[start of DATASET RECORDS]

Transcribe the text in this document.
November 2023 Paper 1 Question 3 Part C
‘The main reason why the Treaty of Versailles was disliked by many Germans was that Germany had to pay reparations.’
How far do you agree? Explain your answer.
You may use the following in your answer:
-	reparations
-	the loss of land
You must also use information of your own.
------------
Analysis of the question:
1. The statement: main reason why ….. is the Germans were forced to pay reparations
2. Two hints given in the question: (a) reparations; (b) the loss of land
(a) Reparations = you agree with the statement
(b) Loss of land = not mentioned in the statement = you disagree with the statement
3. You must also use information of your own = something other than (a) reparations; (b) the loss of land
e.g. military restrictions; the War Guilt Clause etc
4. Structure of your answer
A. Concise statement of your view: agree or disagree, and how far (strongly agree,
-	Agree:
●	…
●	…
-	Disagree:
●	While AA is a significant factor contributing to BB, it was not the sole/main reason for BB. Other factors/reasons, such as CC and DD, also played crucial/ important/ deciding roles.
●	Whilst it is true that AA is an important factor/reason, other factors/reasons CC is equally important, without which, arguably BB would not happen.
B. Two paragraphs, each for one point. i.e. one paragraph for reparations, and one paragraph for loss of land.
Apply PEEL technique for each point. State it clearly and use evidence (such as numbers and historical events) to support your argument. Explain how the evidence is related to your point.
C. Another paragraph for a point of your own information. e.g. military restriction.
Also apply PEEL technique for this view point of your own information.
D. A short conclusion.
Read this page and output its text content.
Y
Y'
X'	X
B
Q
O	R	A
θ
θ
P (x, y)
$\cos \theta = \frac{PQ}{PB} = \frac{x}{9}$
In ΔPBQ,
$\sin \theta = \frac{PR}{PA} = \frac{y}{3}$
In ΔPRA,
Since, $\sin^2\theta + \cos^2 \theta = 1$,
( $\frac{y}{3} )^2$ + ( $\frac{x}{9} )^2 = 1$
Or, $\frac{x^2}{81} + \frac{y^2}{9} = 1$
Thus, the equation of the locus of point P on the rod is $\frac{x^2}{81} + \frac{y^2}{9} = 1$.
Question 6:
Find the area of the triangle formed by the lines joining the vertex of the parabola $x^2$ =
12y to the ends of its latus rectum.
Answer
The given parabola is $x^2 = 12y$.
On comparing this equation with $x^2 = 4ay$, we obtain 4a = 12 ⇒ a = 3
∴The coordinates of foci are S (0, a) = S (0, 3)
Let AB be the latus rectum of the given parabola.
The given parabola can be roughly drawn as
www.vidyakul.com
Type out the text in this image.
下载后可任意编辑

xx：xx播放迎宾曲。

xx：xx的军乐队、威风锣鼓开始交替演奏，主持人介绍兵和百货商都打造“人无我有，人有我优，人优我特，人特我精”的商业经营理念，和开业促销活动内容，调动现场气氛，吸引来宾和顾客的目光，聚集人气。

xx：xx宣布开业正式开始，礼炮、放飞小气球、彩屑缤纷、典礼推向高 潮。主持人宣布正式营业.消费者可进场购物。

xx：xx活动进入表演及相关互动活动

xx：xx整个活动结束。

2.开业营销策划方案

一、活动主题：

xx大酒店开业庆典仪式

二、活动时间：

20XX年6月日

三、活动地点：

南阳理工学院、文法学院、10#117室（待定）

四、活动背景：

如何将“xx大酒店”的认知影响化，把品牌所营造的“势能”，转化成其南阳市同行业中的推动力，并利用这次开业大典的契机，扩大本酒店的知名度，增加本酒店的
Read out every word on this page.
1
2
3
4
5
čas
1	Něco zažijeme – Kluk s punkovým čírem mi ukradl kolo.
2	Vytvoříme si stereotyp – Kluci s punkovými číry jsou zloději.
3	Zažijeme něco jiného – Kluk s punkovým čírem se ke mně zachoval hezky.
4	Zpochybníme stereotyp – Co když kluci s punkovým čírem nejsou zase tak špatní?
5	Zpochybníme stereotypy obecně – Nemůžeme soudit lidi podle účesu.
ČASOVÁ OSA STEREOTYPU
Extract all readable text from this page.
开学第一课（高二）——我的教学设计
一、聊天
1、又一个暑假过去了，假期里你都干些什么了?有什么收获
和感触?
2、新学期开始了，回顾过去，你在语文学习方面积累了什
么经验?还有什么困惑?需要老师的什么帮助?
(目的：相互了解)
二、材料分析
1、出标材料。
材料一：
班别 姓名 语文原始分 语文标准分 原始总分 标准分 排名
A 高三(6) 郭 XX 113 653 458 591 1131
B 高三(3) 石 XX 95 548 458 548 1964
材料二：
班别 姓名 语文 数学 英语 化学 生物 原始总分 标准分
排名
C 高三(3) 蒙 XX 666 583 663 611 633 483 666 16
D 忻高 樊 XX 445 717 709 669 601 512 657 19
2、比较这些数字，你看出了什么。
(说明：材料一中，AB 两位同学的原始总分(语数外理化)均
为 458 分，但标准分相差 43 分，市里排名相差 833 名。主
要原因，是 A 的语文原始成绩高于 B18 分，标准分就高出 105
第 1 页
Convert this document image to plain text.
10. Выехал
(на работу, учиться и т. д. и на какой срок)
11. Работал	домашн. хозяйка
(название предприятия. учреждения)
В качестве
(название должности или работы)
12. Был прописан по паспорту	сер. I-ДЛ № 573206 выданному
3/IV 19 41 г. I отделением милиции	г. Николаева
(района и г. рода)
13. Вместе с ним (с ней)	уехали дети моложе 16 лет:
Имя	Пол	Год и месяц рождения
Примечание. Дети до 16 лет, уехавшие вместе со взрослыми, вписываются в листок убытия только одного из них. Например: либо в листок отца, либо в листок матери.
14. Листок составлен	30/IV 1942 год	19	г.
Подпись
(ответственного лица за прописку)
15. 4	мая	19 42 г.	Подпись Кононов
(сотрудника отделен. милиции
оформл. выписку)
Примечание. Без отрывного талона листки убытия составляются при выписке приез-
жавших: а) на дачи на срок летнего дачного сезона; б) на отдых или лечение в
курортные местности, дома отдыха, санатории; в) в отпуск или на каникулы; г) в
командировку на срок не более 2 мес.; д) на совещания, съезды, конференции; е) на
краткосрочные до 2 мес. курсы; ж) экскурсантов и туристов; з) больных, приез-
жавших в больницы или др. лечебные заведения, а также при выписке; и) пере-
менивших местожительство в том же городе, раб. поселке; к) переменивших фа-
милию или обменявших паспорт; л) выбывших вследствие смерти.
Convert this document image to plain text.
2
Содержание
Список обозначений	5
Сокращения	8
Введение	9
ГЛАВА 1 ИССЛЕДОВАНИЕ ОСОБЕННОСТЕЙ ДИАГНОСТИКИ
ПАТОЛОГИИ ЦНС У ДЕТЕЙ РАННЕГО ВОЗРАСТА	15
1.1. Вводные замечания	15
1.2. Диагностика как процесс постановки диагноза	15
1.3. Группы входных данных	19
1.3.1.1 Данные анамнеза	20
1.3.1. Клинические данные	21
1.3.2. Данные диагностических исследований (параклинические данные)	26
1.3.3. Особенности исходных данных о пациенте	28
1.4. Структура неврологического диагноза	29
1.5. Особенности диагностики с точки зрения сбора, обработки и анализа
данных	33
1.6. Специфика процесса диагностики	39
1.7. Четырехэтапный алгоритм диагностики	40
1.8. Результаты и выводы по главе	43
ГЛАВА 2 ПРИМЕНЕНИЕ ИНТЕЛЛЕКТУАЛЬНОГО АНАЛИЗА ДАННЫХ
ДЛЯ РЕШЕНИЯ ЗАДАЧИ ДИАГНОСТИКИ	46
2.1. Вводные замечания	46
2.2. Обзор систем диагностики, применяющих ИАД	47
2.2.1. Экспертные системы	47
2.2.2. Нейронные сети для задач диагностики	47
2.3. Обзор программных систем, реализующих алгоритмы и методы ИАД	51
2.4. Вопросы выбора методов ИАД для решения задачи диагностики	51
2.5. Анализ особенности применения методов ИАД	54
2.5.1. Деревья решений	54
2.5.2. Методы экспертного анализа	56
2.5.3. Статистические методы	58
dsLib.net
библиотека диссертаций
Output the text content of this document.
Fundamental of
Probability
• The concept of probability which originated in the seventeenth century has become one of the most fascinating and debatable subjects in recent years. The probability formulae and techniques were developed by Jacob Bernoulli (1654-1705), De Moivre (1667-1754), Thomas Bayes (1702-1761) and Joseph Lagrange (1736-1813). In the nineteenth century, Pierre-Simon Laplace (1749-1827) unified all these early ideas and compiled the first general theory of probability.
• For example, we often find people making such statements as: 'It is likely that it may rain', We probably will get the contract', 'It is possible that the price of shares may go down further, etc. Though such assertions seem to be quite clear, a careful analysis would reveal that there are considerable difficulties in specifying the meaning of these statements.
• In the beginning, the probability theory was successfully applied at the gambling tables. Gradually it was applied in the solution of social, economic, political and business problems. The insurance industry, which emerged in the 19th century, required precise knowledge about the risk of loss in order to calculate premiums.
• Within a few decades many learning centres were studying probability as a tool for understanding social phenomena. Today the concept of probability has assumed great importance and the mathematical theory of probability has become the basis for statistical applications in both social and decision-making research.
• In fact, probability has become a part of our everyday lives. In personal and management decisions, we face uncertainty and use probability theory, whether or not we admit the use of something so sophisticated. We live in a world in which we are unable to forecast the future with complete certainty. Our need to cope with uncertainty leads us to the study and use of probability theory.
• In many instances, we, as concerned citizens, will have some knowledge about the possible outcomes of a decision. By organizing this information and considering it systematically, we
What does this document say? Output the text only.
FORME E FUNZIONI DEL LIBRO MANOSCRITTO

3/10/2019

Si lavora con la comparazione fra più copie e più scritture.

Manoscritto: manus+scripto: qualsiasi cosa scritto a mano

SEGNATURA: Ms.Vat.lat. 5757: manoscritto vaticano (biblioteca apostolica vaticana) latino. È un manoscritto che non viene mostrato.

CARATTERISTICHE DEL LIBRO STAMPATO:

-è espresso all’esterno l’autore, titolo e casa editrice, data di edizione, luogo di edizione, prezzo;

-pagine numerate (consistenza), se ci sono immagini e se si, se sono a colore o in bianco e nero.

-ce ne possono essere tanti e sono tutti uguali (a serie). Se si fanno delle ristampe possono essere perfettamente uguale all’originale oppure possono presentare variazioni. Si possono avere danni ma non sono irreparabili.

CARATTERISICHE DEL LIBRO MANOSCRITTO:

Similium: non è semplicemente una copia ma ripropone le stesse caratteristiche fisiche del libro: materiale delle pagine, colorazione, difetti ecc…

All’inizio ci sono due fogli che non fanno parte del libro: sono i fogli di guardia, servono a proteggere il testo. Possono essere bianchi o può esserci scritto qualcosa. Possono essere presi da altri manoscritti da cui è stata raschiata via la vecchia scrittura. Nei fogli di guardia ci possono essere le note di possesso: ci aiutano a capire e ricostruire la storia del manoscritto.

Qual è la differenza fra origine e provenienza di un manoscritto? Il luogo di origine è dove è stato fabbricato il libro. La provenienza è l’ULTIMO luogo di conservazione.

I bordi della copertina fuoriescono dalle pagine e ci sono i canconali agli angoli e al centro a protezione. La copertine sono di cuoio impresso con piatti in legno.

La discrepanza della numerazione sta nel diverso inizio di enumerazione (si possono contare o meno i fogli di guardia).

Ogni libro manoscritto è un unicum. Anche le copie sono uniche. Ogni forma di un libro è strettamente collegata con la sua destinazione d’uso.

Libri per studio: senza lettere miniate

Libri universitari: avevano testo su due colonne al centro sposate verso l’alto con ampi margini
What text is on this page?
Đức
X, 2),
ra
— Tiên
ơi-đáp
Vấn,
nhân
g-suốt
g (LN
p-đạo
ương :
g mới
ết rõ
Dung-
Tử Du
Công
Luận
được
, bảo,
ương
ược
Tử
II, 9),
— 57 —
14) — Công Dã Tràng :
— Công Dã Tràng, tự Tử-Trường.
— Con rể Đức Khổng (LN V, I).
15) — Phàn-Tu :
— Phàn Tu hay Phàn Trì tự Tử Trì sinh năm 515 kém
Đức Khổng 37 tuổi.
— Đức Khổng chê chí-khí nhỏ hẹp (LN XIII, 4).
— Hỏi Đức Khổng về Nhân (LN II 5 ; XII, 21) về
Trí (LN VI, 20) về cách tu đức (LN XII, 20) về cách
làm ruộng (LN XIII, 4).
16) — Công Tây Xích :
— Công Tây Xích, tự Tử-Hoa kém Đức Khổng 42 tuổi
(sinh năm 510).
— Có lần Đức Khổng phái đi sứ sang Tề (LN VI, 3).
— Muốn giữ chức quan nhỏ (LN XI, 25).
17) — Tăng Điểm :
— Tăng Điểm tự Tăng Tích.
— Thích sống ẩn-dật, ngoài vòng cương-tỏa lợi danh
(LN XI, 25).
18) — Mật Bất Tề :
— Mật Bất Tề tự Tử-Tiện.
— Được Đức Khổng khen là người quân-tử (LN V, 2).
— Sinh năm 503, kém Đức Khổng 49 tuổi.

[end of DATASET RECORDS]

§ **TASK REQUIREMENTS**:
Report how many lines of the records above contain the word "Khổng", and give only that number.

§ **OUTPUT FOR THIS TASK**:
8